→ WHAT YOU NEED TO DO
Gather up every line that includes the string "title".
─── RECORDS FOR THIS EXERCISE
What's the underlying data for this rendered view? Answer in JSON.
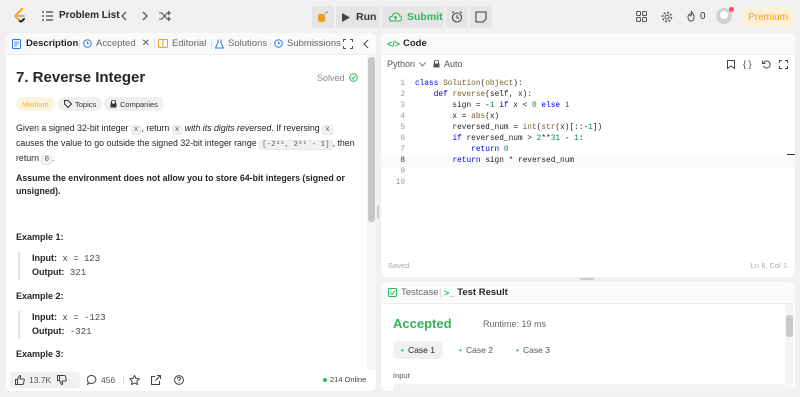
{
  "topbar": {
    "problem_list": "Problem List",
    "run": "Run",
    "submit": "Submit",
    "streak_count": "0",
    "premium": "Premium"
  },
  "left_tabs": {
    "description": "Description",
    "accepted": "Accepted",
    "editorial": "Editorial",
    "solutions": "Solutions",
    "submissions": "Submissions"
  },
  "problem": {
    "title": "7. Reverse Integer",
    "solved": "Solved",
    "difficulty": "Medium",
    "topics": "Topics",
    "companies": "Companies",
    "desc_part1": "Given a signed 32-bit integer ",
    "desc_x": "x",
    "desc_part2": ", return ",
    "desc_x2": "x",
    "desc_italic": " with its digits reversed",
    "desc_part3": ". If reversing ",
    "desc_x3": "x",
    "desc_part4": " causes the value to go outside the signed 32-bit integer range ",
    "desc_range": "[-2³¹, 2³¹ - 1]",
    "desc_part5": ", then return ",
    "desc_zero": "0",
    "desc_end": ".",
    "assumption": "Assume the environment does not allow you to store 64-bit integers (signed or unsigned).",
    "examples": [
      {
        "title": "Example 1:",
        "input_label": "Input:",
        "input": "x = 123",
        "output_label": "Output:",
        "output": "321"
      },
      {
        "title": "Example 2:",
        "input_label": "Input:",
        "input": "x = -123",
        "output_label": "Output:",
        "output": "-321"
      },
      {
        "title": "Example 3:"
      }
    ]
  },
  "bottom": {
    "likes": "13.7K",
    "comments": "456",
    "online": "214 Online"
  },
  "code_panel": {
    "title": "Code",
    "language": "Python",
    "mode": "Auto",
    "saved": "Saved",
    "cursor": "Ln 8, Col 1",
    "lines": [
      {
        "n": "1",
        "text": "class Solution(object):"
      },
      {
        "n": "2",
        "text": "    def reverse(self, x):"
      },
      {
        "n": "3",
        "text": "        sign = -1 if x < 0 else 1"
      },
      {
        "n": "4",
        "text": "        x = abs(x)"
      },
      {
        "n": "5",
        "text": "        reversed_num = int(str(x)[::-1])"
      },
      {
        "n": "6",
        "text": "        if reversed_num > 2**31 - 1:"
      },
      {
        "n": "7",
        "text": "            return 0"
      },
      {
        "n": "8",
        "text": "        return sign * reversed_num"
      },
      {
        "n": "9",
        "text": ""
      },
      {
        "n": "10",
        "text": ""
      }
    ]
  },
  "test_panel": {
    "testcase_tab": "Testcase",
    "result_tab": "Test Result",
    "status": "Accepted",
    "runtime": "Runtime: 19 ms",
    "cases": [
      "Case 1",
      "Case 2",
      "Case 3"
    ],
    "input_label": "Input"
  },
  "colors": {
    "accepted_green": "#2db55d",
    "medium_orange": "#ffb800",
    "premium_orange": "#f0a020"
  }
}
──────
→ EXERCISE ANSWER
    "title": "7. Reverse Integer",
        "title": "Example 1:",
        "title": "Example 2:",
        "title": "Example 3:"
    "title": "Code",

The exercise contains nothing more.